-- start Extracted data --

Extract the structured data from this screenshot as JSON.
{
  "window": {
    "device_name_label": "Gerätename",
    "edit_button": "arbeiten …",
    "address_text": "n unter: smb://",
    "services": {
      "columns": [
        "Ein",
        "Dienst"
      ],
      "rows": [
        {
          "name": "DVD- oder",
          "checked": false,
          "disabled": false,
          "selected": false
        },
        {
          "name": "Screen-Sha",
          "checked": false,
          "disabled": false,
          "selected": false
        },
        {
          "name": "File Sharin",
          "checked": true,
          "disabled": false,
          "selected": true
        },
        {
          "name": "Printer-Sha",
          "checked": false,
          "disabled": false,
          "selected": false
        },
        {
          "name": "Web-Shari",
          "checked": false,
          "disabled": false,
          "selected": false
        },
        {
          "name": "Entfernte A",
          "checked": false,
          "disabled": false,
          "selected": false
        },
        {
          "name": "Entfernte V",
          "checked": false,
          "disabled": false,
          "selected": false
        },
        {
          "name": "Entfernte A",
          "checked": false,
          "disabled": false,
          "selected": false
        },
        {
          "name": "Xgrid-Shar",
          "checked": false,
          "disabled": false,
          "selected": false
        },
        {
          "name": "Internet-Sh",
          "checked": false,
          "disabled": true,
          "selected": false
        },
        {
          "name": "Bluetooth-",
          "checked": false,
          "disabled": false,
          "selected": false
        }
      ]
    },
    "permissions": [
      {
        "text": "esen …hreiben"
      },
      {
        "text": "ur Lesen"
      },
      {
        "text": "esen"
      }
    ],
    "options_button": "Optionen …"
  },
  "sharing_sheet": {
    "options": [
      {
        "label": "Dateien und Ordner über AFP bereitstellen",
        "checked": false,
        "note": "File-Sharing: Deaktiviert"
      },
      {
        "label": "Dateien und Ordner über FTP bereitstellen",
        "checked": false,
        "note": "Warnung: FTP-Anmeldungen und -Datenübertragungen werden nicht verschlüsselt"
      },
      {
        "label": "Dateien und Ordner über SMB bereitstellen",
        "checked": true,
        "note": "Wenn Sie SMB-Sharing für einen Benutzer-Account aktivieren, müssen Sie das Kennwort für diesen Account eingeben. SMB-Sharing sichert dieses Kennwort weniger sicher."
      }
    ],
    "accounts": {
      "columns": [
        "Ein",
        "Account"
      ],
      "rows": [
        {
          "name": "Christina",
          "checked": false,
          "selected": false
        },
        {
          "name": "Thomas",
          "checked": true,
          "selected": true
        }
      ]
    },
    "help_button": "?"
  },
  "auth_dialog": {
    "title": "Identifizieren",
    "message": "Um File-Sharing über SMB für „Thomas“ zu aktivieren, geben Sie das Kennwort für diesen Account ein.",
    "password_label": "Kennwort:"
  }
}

-- end Extracted data --

Your instructions: From the entries, copy out each line containing the word "bereitstellen".

Result of this task:
        "label": "Dateien und Ordner über AFP bereitstellen",
        "label": "Dateien und Ordner über FTP bereitstellen",
        "label": "Dateien und Ordner über SMB bereitstellen",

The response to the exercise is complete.